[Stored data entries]
= = = = = = =

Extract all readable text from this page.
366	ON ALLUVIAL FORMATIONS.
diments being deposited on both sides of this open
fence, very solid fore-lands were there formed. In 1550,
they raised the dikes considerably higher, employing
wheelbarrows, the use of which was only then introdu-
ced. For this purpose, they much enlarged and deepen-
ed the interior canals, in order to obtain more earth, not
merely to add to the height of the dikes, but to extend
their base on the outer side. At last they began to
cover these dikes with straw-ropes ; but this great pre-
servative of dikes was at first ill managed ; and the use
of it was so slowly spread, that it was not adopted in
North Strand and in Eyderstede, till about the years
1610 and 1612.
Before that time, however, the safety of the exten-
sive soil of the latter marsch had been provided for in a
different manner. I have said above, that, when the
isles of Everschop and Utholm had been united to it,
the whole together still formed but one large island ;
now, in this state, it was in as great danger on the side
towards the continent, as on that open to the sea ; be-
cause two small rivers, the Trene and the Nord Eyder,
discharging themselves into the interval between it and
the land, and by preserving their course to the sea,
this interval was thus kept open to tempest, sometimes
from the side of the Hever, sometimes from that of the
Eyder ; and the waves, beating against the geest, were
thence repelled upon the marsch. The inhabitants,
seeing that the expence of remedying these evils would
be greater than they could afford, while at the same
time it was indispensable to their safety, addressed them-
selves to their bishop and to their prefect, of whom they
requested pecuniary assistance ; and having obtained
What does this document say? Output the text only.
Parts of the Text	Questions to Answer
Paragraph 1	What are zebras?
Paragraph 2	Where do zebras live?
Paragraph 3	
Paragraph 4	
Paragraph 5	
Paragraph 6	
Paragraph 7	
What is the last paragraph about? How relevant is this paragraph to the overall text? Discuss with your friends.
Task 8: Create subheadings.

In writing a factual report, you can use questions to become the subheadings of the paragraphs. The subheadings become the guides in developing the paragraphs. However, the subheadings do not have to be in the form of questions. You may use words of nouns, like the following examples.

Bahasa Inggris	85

= = = = = = =

■ **YOUR INSTRUCTIONS**: Look through the material above. Copy each line where the word "only" appears.

■ **TASK OUTPUT**:
wheelbarrows, the use of which was only then introdu-
What does this document say? Output the text only.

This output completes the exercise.